╭──

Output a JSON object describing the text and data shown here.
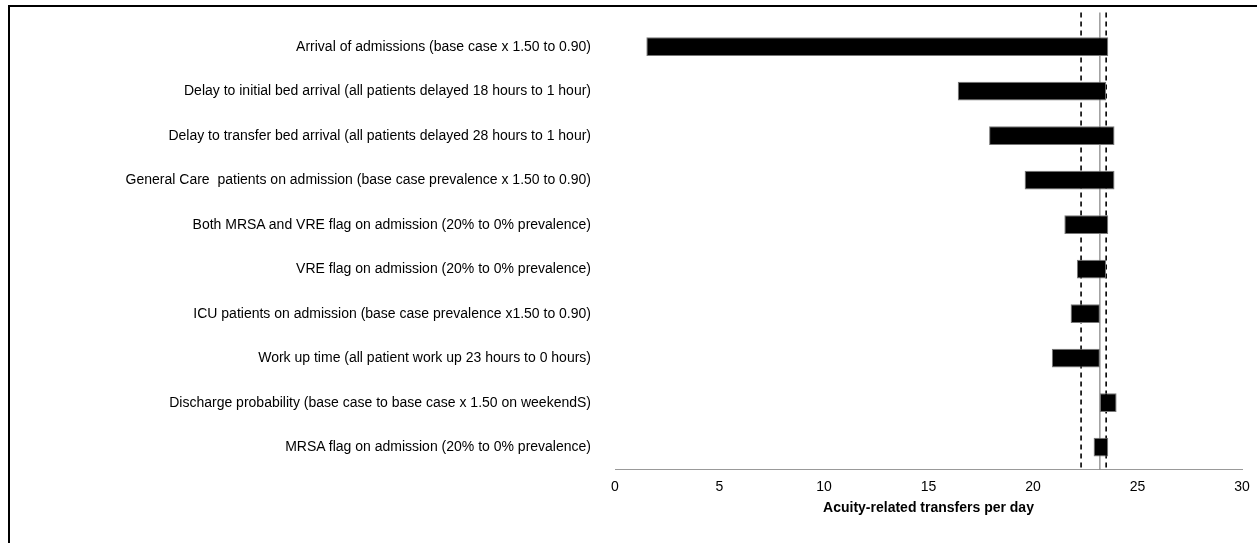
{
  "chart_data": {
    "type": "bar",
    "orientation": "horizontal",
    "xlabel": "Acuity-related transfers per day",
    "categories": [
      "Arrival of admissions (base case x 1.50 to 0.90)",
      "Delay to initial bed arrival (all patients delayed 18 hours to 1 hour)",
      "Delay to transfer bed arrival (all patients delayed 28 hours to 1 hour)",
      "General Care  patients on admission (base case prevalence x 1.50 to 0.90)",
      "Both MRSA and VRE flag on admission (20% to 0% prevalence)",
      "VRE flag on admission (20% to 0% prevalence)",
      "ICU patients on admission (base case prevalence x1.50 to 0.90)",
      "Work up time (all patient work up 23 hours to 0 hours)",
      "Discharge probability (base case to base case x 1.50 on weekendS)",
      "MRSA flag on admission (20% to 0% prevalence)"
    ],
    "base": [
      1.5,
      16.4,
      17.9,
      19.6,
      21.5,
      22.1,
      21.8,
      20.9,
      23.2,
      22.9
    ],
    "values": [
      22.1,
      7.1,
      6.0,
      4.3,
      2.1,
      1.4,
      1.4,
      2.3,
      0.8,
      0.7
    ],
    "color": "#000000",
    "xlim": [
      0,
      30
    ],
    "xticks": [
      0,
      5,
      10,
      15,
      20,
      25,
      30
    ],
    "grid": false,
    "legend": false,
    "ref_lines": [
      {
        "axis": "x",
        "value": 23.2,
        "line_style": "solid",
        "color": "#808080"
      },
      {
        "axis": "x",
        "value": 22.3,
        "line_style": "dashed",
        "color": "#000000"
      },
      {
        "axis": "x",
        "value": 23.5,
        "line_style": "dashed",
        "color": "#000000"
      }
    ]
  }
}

╰──

Work required | Transcribe every entry word for word, but skip the pictures.

Task output |
Output a JSON object describing the text and data shown here.
{
  "chart_data": {
    "type": "bar",
    "orientation": "horizontal",
    "xlabel": "Acuity-related transfers per day",
    "categories": [
      "Arrival of admissions (base case x 1.50 to 0.90)",
      "Delay to initial bed arrival (all patients delayed 18 hours to 1 hour)",
      "Delay to transfer bed arrival (all patients delayed 28 hours to 1 hour)",
      "General Care  patients on admission (base case prevalence x 1.50 to 0.90)",
      "Both MRSA and VRE flag on admission (20% to 0% prevalence)",
      "VRE flag on admission (20% to 0% prevalence)",
      "ICU patients on admission (base case prevalence x1.50 to 0.90)",
      "Work up time (all patient work up 23 hours to 0 hours)",
      "Discharge probability (base case to base case x 1.50 on weekendS)",
      "MRSA flag on admission (20% to 0% prevalence)"
    ],
    "base": [
      1.5,
      16.4,
      17.9,
      19.6,
      21.5,
      22.1,
      21.8,
      20.9,
      23.2,
      22.9
    ],
    "values": [
      22.1,
      7.1,
      6.0,
      4.3,
      2.1,
      1.4,
      1.4,
      2.3,
      0.8,
      0.7
    ],
    "color": "#000000",
    "xlim": [
      0,
      30
    ],
    "xticks": [
      0,
      5,
      10,
      15,
      20,
      25,
      30
    ],
    "grid": false,
    "legend": false,
    "ref_lines": [
      {
        "axis": "x",
        "value": 23.2,
        "line_style": "solid",
        "color": "#808080"
      },
      {
        "axis": "x",
        "value": 22.3,
        "line_style": "dashed",
        "color": "#000000"
      },
      {
        "axis": "x",
        "value": 23.5,
        "line_style": "dashed",
        "color": "#000000"
      }
    ]
  }
}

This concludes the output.